*MATERIAL TO PROCESS:*
==*==
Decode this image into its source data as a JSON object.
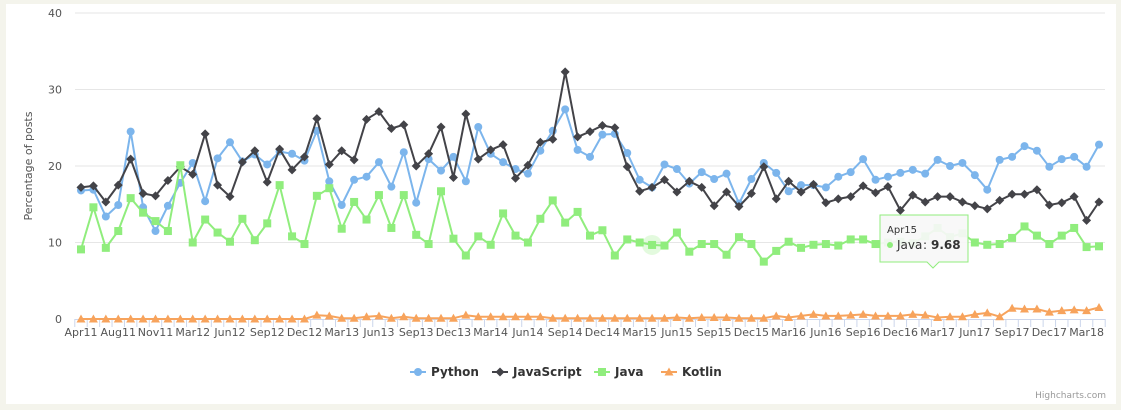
{
  "chart_data": {
    "type": "line",
    "title": "",
    "ylabel": "Percentage of posts",
    "xlabel": "",
    "ylim": [
      0,
      40
    ],
    "yticks": [
      0,
      10,
      20,
      30,
      40
    ],
    "grid": true,
    "legend_placement": "bottom",
    "x_tick_labels": [
      "Apr11",
      "Aug11",
      "Nov11",
      "Mar12",
      "Jun12",
      "Sep12",
      "Dec12",
      "Mar13",
      "Jun13",
      "Sep13",
      "Dec13",
      "Mar14",
      "Jun14",
      "Sep14",
      "Dec14",
      "Mar15",
      "Jun15",
      "Sep15",
      "Dec15",
      "Mar16",
      "Jun16",
      "Sep16",
      "Dec16",
      "Mar17",
      "Jun17",
      "Sep17",
      "Dec17",
      "Mar18"
    ],
    "x_tick_every": 3,
    "series": [
      {
        "name": "Python",
        "color": "#7cb5ec",
        "marker": "circle",
        "values": [
          16.8,
          16.9,
          13.4,
          14.9,
          24.5,
          14.6,
          11.5,
          14.8,
          17.8,
          20.4,
          15.4,
          21.0,
          23.1,
          20.6,
          21.5,
          20.2,
          21.9,
          21.6,
          20.7,
          24.6,
          18.0,
          14.9,
          18.2,
          18.6,
          20.5,
          17.3,
          21.8,
          15.2,
          20.9,
          19.4,
          21.2,
          18.0,
          25.1,
          21.6,
          20.5,
          19.6,
          19.0,
          22.0,
          24.6,
          27.4,
          22.1,
          21.2,
          24.1,
          24.2,
          21.7,
          18.2,
          17.2,
          20.2,
          19.6,
          17.7,
          19.2,
          18.3,
          19.0,
          15.1,
          18.3,
          20.4,
          19.1,
          16.7,
          17.5,
          17.5,
          17.2,
          18.6,
          19.2,
          20.9,
          18.2,
          18.6,
          19.1,
          19.5,
          19.0,
          20.8,
          20.0,
          20.4,
          18.8,
          16.9,
          20.8,
          21.2,
          22.6,
          22.0,
          19.9,
          20.9,
          21.2,
          19.9,
          22.8
        ]
      },
      {
        "name": "JavaScript",
        "color": "#434348",
        "marker": "diamond",
        "values": [
          17.2,
          17.4,
          15.3,
          17.5,
          20.9,
          16.4,
          16.1,
          18.1,
          19.9,
          18.9,
          24.2,
          17.5,
          16.0,
          20.5,
          22.0,
          17.9,
          22.2,
          19.5,
          21.2,
          26.2,
          20.2,
          22.0,
          20.8,
          26.1,
          27.1,
          24.9,
          25.4,
          20.0,
          21.6,
          25.1,
          18.5,
          26.8,
          20.9,
          22.1,
          22.8,
          18.4,
          20.1,
          23.1,
          23.5,
          32.3,
          23.8,
          24.5,
          25.3,
          25.0,
          19.9,
          16.7,
          17.2,
          18.2,
          16.6,
          18.0,
          17.2,
          14.8,
          16.6,
          14.7,
          16.4,
          19.9,
          15.7,
          18.0,
          16.6,
          17.6,
          15.2,
          15.7,
          16.0,
          17.4,
          16.5,
          17.3,
          14.2,
          16.2,
          15.3,
          16.0,
          16.0,
          15.3,
          14.8,
          14.4,
          15.5,
          16.3,
          16.3,
          16.9,
          14.9,
          15.2,
          16.0,
          12.9,
          15.3
        ]
      },
      {
        "name": "Java",
        "color": "#90ed7d",
        "marker": "square",
        "values": [
          9.1,
          14.6,
          9.3,
          11.5,
          15.8,
          13.9,
          12.8,
          11.5,
          20.1,
          10.0,
          13.0,
          11.3,
          10.1,
          13.1,
          10.3,
          12.5,
          17.5,
          10.8,
          9.8,
          16.1,
          17.1,
          11.8,
          15.3,
          13.0,
          16.2,
          11.9,
          16.2,
          11.0,
          9.8,
          16.7,
          10.5,
          8.3,
          10.8,
          9.7,
          13.8,
          10.9,
          10.0,
          13.1,
          15.5,
          12.6,
          14.0,
          10.9,
          11.6,
          8.3,
          10.4,
          10.0,
          9.68,
          9.6,
          11.3,
          8.8,
          9.8,
          9.8,
          8.4,
          10.7,
          9.8,
          7.5,
          8.9,
          10.1,
          9.3,
          9.7,
          9.8,
          9.6,
          10.4,
          10.4,
          9.8,
          10.0,
          10.1,
          9.9,
          10.8,
          11.9,
          10.7,
          11.2,
          10.0,
          9.7,
          9.8,
          10.6,
          12.1,
          10.9,
          9.8,
          10.9,
          11.9,
          9.4,
          9.5
        ]
      },
      {
        "name": "Kotlin",
        "color": "#f7a35c",
        "marker": "triangle",
        "values": [
          0,
          0,
          0,
          0,
          0,
          0,
          0,
          0,
          0,
          0,
          0,
          0,
          0,
          0,
          0,
          0,
          0,
          0,
          0,
          0.5,
          0.4,
          0.1,
          0.1,
          0.3,
          0.4,
          0.1,
          0.3,
          0.1,
          0.1,
          0.1,
          0.1,
          0.5,
          0.3,
          0.3,
          0.3,
          0.3,
          0.3,
          0.3,
          0.1,
          0.1,
          0.1,
          0.1,
          0.1,
          0.1,
          0.1,
          0.1,
          0.1,
          0.1,
          0.2,
          0.1,
          0.2,
          0.2,
          0.2,
          0.1,
          0.1,
          0.1,
          0.4,
          0.2,
          0.4,
          0.6,
          0.4,
          0.4,
          0.5,
          0.6,
          0.4,
          0.4,
          0.4,
          0.6,
          0.5,
          0.2,
          0.3,
          0.3,
          0.6,
          0.8,
          0.3,
          1.4,
          1.3,
          1.3,
          0.9,
          1.1,
          1.2,
          1.1,
          1.5
        ]
      }
    ],
    "tooltip": {
      "category": "Apr15",
      "series": "Java",
      "value": "9.68",
      "point_index": 46
    }
  },
  "credits": "Highcharts.com"
}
==*==
*YOUR GOAL:*
Transcribe every line from the records above without alteration, and leave out the images.

*WORKED ANSWER:*
Decode this image into its source data as a JSON object.
{
  "chart_data": {
    "type": "line",
    "title": "",
    "ylabel": "Percentage of posts",
    "xlabel": "",
    "ylim": [
      0,
      40
    ],
    "yticks": [
      0,
      10,
      20,
      30,
      40
    ],
    "grid": true,
    "legend_placement": "bottom",
    "x_tick_labels": [
      "Apr11",
      "Aug11",
      "Nov11",
      "Mar12",
      "Jun12",
      "Sep12",
      "Dec12",
      "Mar13",
      "Jun13",
      "Sep13",
      "Dec13",
      "Mar14",
      "Jun14",
      "Sep14",
      "Dec14",
      "Mar15",
      "Jun15",
      "Sep15",
      "Dec15",
      "Mar16",
      "Jun16",
      "Sep16",
      "Dec16",
      "Mar17",
      "Jun17",
      "Sep17",
      "Dec17",
      "Mar18"
    ],
    "x_tick_every": 3,
    "series": [
      {
        "name": "Python",
        "color": "#7cb5ec",
        "marker": "circle",
        "values": [
          16.8,
          16.9,
          13.4,
          14.9,
          24.5,
          14.6,
          11.5,
          14.8,
          17.8,
          20.4,
          15.4,
          21.0,
          23.1,
          20.6,
          21.5,
          20.2,
          21.9,
          21.6,
          20.7,
          24.6,
          18.0,
          14.9,
          18.2,
          18.6,
          20.5,
          17.3,
          21.8,
          15.2,
          20.9,
          19.4,
          21.2,
          18.0,
          25.1,
          21.6,
          20.5,
          19.6,
          19.0,
          22.0,
          24.6,
          27.4,
          22.1,
          21.2,
          24.1,
          24.2,
          21.7,
          18.2,
          17.2,
          20.2,
          19.6,
          17.7,
          19.2,
          18.3,
          19.0,
          15.1,
          18.3,
          20.4,
          19.1,
          16.7,
          17.5,
          17.5,
          17.2,
          18.6,
          19.2,
          20.9,
          18.2,
          18.6,
          19.1,
          19.5,
          19.0,
          20.8,
          20.0,
          20.4,
          18.8,
          16.9,
          20.8,
          21.2,
          22.6,
          22.0,
          19.9,
          20.9,
          21.2,
          19.9,
          22.8
        ]
      },
      {
        "name": "JavaScript",
        "color": "#434348",
        "marker": "diamond",
        "values": [
          17.2,
          17.4,
          15.3,
          17.5,
          20.9,
          16.4,
          16.1,
          18.1,
          19.9,
          18.9,
          24.2,
          17.5,
          16.0,
          20.5,
          22.0,
          17.9,
          22.2,
          19.5,
          21.2,
          26.2,
          20.2,
          22.0,
          20.8,
          26.1,
          27.1,
          24.9,
          25.4,
          20.0,
          21.6,
          25.1,
          18.5,
          26.8,
          20.9,
          22.1,
          22.8,
          18.4,
          20.1,
          23.1,
          23.5,
          32.3,
          23.8,
          24.5,
          25.3,
          25.0,
          19.9,
          16.7,
          17.2,
          18.2,
          16.6,
          18.0,
          17.2,
          14.8,
          16.6,
          14.7,
          16.4,
          19.9,
          15.7,
          18.0,
          16.6,
          17.6,
          15.2,
          15.7,
          16.0,
          17.4,
          16.5,
          17.3,
          14.2,
          16.2,
          15.3,
          16.0,
          16.0,
          15.3,
          14.8,
          14.4,
          15.5,
          16.3,
          16.3,
          16.9,
          14.9,
          15.2,
          16.0,
          12.9,
          15.3
        ]
      },
      {
        "name": "Java",
        "color": "#90ed7d",
        "marker": "square",
        "values": [
          9.1,
          14.6,
          9.3,
          11.5,
          15.8,
          13.9,
          12.8,
          11.5,
          20.1,
          10.0,
          13.0,
          11.3,
          10.1,
          13.1,
          10.3,
          12.5,
          17.5,
          10.8,
          9.8,
          16.1,
          17.1,
          11.8,
          15.3,
          13.0,
          16.2,
          11.9,
          16.2,
          11.0,
          9.8,
          16.7,
          10.5,
          8.3,
          10.8,
          9.7,
          13.8,
          10.9,
          10.0,
          13.1,
          15.5,
          12.6,
          14.0,
          10.9,
          11.6,
          8.3,
          10.4,
          10.0,
          9.68,
          9.6,
          11.3,
          8.8,
          9.8,
          9.8,
          8.4,
          10.7,
          9.8,
          7.5,
          8.9,
          10.1,
          9.3,
          9.7,
          9.8,
          9.6,
          10.4,
          10.4,
          9.8,
          10.0,
          10.1,
          9.9,
          10.8,
          11.9,
          10.7,
          11.2,
          10.0,
          9.7,
          9.8,
          10.6,
          12.1,
          10.9,
          9.8,
          10.9,
          11.9,
          9.4,
          9.5
        ]
      },
      {
        "name": "Kotlin",
        "color": "#f7a35c",
        "marker": "triangle",
        "values": [
          0,
          0,
          0,
          0,
          0,
          0,
          0,
          0,
          0,
          0,
          0,
          0,
          0,
          0,
          0,
          0,
          0,
          0,
          0,
          0.5,
          0.4,
          0.1,
          0.1,
          0.3,
          0.4,
          0.1,
          0.3,
          0.1,
          0.1,
          0.1,
          0.1,
          0.5,
          0.3,
          0.3,
          0.3,
          0.3,
          0.3,
          0.3,
          0.1,
          0.1,
          0.1,
          0.1,
          0.1,
          0.1,
          0.1,
          0.1,
          0.1,
          0.1,
          0.2,
          0.1,
          0.2,
          0.2,
          0.2,
          0.1,
          0.1,
          0.1,
          0.4,
          0.2,
          0.4,
          0.6,
          0.4,
          0.4,
          0.5,
          0.6,
          0.4,
          0.4,
          0.4,
          0.6,
          0.5,
          0.2,
          0.3,
          0.3,
          0.6,
          0.8,
          0.3,
          1.4,
          1.3,
          1.3,
          0.9,
          1.1,
          1.2,
          1.1,
          1.5
        ]
      }
    ],
    "tooltip": {
      "category": "Apr15",
      "series": "Java",
      "value": "9.68",
      "point_index": 46
    }
  },
  "credits": "Highcharts.com"
}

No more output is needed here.